BEGIN SOURCE DOCUMENT

03. STANDARDIZE TEXT:
In SQL, functions like LOWER(), UPPER(), and TRIM() are commonly used to standardize text
data. They help ensure that text is consistent, which is important for comparisons, storage, and
presentation.

3.1 - LOWER():
Converts all characters in a string to lowercase.
Input Table:

name
John Doe
SARAH SMITH
MiKe JOHN

SELECT LOWER(name) AS standardized_name


FROM employees;

standardized_name
john doe
sarah smith
mike john

3.2 - UPPER():
Converts all characters in a string to uppercase.
Input Table:

name
John Doe
SARAH SMITH
MiKe JOHN

SELECT UPPER(name) AS standardized_name


FROM employees;

standardized_name
JOHN DOE
SARAH SMITH
MIKE JOHN
3.3 - TRIM():
Removes leading and trailing spaces from a string.
Example:
Suppose you have a table named customer_feedback, which contains customer reviews. Some of
these reviews have leading and trailing spaces, which can affect data analysis and reporting.

feedback_id review
1 Great product!
2 Excellent service!
3 Average quality.
4 Not satisfied with the service.
5 Would buy again!

SELECT
feedback_id,
TRIM(review) AS cleaned_review
FROM
customer_feedback;

feedback_id review
1 Great product!
2 Excellent service!
3 Average quality.
4 Not satisfied with the service.
5 Would buy again!

Explanation
• Feedback IDs: Remain unchanged.
• Cleaned Reviews: The TRIM() function removes any leading and trailing spaces from each
review. This ensures that the feedback is clean and ready for further analysis, such as
sentiment analysis or reporting.
04. CORRECT INCONSISTENT DATA:
Correcting inconsistent data in SQL can often involve string manipulation functions such as
SUBSTR() and CONCAT(). Let’s create a scenario where we specifically need to use SUBSTR() and
CONCAT() together to correct inconsistent data.
Example:
Imagine you have a table named products, which stores product codes in inconsistent formats.
Some product codes may have leading or trailing spaces, and some may have additional
characters that need to be standardized.

product_id product_code
1 ABC-123
2 def456
3 ghi-789
4 JKL-0-001
5 MNO_234

Objective
1. Remove any leading or trailing spaces from the product codes.
2. Ensure all product codes follow a standard format: the code should start with "PROD-",
followed by a numeric part extracted from the existing product code.

SQL Query Using SUBSTR() and CONCAT()


The approach will involve trimming the spaces, extracting the relevant parts of the product code
using SUBSTR(), and concatenating them into a standardized format using CONCAT().

UPDATE products
SET product_code = CONCAT('PROD-',
SUBSTR(TRIM(product_code),
INSTR(TRIM(product_code), '-') + 1));

product_id product_code
1 PROD-123
2 PROD-456
3 PROD-789
4 PROD-001
5 PROD-234
Explanation of the Query
1. TRIM(product_code): This removes leading and trailing spaces from each product code.

END SOURCE DOCUMENT
BEGIN DATA EXTRACT

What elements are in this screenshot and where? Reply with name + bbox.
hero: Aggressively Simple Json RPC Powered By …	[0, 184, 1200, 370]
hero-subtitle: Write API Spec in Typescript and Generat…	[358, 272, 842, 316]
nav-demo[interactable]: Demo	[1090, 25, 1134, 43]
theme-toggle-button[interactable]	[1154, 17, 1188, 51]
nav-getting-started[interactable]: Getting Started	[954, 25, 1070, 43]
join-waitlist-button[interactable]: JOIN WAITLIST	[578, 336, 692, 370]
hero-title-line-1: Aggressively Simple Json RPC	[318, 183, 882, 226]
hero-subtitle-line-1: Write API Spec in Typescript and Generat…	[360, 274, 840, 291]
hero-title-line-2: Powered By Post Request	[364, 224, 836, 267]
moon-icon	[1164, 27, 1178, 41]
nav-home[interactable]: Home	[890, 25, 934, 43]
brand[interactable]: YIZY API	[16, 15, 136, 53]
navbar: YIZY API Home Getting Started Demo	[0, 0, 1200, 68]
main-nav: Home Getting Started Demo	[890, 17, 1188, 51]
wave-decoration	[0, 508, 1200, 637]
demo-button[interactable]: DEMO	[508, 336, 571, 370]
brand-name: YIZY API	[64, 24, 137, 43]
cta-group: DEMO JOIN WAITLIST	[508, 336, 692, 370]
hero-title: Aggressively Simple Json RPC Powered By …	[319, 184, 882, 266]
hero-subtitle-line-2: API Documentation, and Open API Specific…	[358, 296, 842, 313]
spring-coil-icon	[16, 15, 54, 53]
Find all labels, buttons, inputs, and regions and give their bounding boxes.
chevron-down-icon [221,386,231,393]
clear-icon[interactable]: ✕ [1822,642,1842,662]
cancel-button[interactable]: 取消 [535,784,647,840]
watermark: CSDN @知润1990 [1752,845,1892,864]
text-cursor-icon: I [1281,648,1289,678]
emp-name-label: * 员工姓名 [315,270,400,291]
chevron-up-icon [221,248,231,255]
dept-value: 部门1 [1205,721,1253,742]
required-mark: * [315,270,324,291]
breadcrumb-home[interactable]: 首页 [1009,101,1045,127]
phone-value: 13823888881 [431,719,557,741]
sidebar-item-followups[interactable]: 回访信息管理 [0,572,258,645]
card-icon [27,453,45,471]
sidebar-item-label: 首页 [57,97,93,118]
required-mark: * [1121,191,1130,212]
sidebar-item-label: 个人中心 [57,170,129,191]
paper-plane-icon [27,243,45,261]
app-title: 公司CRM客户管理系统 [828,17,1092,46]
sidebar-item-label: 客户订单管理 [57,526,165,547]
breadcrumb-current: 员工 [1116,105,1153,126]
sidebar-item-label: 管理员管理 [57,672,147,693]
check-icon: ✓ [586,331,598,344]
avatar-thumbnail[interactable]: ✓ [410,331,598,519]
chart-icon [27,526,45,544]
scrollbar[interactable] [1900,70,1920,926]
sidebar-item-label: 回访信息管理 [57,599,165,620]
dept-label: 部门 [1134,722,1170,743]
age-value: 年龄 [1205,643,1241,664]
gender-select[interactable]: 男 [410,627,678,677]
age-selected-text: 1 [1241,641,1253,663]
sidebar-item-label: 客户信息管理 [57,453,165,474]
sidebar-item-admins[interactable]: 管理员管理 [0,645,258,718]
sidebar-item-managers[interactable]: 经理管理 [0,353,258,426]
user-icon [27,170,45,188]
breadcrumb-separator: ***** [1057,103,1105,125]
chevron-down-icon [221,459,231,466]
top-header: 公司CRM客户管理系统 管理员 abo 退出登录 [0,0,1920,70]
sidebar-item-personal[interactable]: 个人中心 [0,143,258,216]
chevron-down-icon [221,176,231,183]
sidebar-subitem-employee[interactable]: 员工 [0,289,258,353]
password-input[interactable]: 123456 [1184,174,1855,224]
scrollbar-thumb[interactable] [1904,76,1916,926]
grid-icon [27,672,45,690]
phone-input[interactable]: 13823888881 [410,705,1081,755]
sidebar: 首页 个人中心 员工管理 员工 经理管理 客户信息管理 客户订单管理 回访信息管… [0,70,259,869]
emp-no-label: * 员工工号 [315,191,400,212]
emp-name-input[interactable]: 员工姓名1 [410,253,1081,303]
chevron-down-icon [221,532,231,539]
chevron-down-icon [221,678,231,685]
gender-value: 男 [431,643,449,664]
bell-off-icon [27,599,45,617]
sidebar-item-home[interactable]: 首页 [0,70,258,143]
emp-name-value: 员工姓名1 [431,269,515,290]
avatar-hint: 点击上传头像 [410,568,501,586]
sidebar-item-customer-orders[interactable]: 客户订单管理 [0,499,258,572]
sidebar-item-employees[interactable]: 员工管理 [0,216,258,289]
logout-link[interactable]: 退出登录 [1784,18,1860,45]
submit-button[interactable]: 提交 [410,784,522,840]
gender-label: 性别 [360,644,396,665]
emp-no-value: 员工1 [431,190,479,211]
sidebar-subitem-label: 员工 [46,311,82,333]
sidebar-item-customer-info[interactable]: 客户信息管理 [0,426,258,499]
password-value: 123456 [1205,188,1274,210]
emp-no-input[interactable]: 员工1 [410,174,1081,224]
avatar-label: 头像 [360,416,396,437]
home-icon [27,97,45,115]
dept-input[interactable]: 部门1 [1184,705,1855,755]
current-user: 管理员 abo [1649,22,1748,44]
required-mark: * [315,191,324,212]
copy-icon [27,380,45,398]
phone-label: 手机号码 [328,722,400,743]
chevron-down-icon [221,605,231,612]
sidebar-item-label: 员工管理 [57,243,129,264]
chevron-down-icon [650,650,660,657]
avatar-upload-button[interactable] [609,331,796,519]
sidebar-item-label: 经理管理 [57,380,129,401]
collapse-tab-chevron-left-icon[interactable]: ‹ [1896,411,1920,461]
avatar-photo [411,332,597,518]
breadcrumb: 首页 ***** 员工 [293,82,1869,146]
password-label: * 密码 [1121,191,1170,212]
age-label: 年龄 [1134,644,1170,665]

END DATA EXTRACT

*PROMPT 1*.
Reproduce the records from their first line through the line containing "sidebar-item-label: 首页 [57,97,93,118]", with both of those lines included.
*PROMPT 2*.
Go on with the SQL excerpt from the point where it stops.
The records are unrelated to the SQL excerpt.

*TASK RESPONSE 1*.
What elements are in this screenshot and where? Reply with name + bbox.
hero: Aggressively Simple Json RPC Powered By …	[0, 184, 1200, 370]
hero-subtitle: Write API Spec in Typescript and Generat…	[358, 272, 842, 316]
nav-demo[interactable]: Demo	[1090, 25, 1134, 43]
theme-toggle-button[interactable]	[1154, 17, 1188, 51]
nav-getting-started[interactable]: Getting Started	[954, 25, 1070, 43]
join-waitlist-button[interactable]: JOIN WAITLIST	[578, 336, 692, 370]
hero-title-line-1: Aggressively Simple Json RPC	[318, 183, 882, 226]
hero-subtitle-line-1: Write API Spec in Typescript and Generat…	[360, 274, 840, 291]
hero-title-line-2: Powered By Post Request	[364, 224, 836, 267]
moon-icon	[1164, 27, 1178, 41]
nav-home[interactable]: Home	[890, 25, 934, 43]
brand[interactable]: YIZY API	[16, 15, 136, 53]
navbar: YIZY API Home Getting Started Demo	[0, 0, 1200, 68]
main-nav: Home Getting Started Demo	[890, 17, 1188, 51]
wave-decoration	[0, 508, 1200, 637]
demo-button[interactable]: DEMO	[508, 336, 571, 370]
brand-name: YIZY API	[64, 24, 137, 43]
cta-group: DEMO JOIN WAITLIST	[508, 336, 692, 370]
hero-title: Aggressively Simple Json RPC Powered By …	[319, 184, 882, 266]
hero-subtitle-line-2: API Documentation, and Open API Specific…	[358, 296, 842, 313]
spring-coil-icon	[16, 15, 54, 53]
Find all labels, buttons, inputs, and regions and give their bounding boxes.
chevron-down-icon [221,386,231,393]
clear-icon[interactable]: ✕ [1822,642,1842,662]
cancel-button[interactable]: 取消 [535,784,647,840]
watermark: CSDN @知润1990 [1752,845,1892,864]
text-cursor-icon: I [1281,648,1289,678]
emp-name-label: * 员工姓名 [315,270,400,291]
chevron-up-icon [221,248,231,255]
dept-value: 部门1 [1205,721,1253,742]
required-mark: * [315,270,324,291]
breadcrumb-home[interactable]: 首页 [1009,101,1045,127]
phone-value: 13823888881 [431,719,557,741]
sidebar-item-followups[interactable]: 回访信息管理 [0,572,258,645]
card-icon [27,453,45,471]
sidebar-item-label: 首页 [57,97,93,118]

*TASK RESPONSE 2*.
2. INSTR(TRIM(product_code), '-') + 1: This finds the position of the first - in the trimmed
product code and adds 1 to get the starting position of the numeric part.
3. SUBSTR(..., INSTR(...) + 1): This extracts the substring starting from the character
immediately after the -, which will give us the numeric part of the product code.
4. CONCAT('PROD-', ...): This concatenates "PROD-" with the extracted numeric part to
create the standardized product code.
05. CHANGE DATA TYPES:
You can use CAST() and CONVERT() in SQL to change data types of columns or values, and they
are often used for converting between string, numeric, and date formats. Below is an example
that demonstrates both CAST() and CONVERT() functions.

Example Scenario
We have a table sales with columns for sale_id, sale_amount, and sale_date. You want to:
1. Convert the sale_id (which is an integer) into a string for some report.
2. Convert sale_date (which is a DATETIME) into a VARCHAR, but in a specific format:
dd/mm/yyyy.

sale_id sale_amount sale_date


1 1000.50 2024-10-01 14:30:00
2 1500.00 2024-10-02 09:00:00
3 750.25 2024-10-03 16:45:00

SQL Query Using Both CAST() and CONVERT():

SELECT
CAST(sale_id AS VARCHAR(10)) AS sale_id_string,
CAST(sale_amount AS DECIMAL(10, 2)) AS sale_amount_decimal,
CONVERT(VARCHAR(10), sale_date, 103) AS sale_date_formatted
FROM sales;

Explanation of the Query:


1. CAST(sale_id AS VARCHAR(10)):
• Converts the sale_id (an integer) into a VARCHAR of up to 10 characters.
• This is a simple, straightforward type conversion with no extra formatting options.
2. CAST(sale_amount AS DECIMAL(10, 2)):
• Converts sale_amount to a DECIMAL(10, 2), ensuring the amount is represented
with two decimal places.
• This shows that CAST() can handle numeric type conversions as well.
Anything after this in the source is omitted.